* [Information provided]
########################################
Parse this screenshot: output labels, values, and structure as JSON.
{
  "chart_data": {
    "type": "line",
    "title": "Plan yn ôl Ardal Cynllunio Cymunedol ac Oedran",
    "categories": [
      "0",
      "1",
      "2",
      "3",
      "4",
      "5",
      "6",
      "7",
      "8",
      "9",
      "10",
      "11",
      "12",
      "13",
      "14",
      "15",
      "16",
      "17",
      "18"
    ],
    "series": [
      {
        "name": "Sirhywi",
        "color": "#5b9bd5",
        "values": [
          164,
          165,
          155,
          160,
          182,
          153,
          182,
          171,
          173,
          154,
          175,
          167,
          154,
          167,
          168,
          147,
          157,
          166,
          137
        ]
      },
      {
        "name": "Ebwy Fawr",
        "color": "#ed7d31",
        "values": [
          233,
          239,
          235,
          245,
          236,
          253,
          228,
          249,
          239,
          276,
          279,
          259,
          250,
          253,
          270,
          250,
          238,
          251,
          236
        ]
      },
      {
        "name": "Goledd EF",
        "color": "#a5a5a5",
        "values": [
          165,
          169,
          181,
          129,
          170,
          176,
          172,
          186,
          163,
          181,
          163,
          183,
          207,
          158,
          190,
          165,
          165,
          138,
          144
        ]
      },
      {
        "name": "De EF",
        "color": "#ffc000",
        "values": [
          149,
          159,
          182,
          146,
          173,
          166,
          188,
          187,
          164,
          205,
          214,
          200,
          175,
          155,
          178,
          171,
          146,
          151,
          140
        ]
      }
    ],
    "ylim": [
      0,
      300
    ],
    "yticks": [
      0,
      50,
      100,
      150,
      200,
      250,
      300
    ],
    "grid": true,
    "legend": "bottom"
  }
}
########################################
* [Short exercise]
Copy out every line with the word "name".

* [Response to the exercise]
        "name": "Sirhywi",
        "name": "Ebwy Fawr",
        "name": "Goledd EF",
        "name": "De EF",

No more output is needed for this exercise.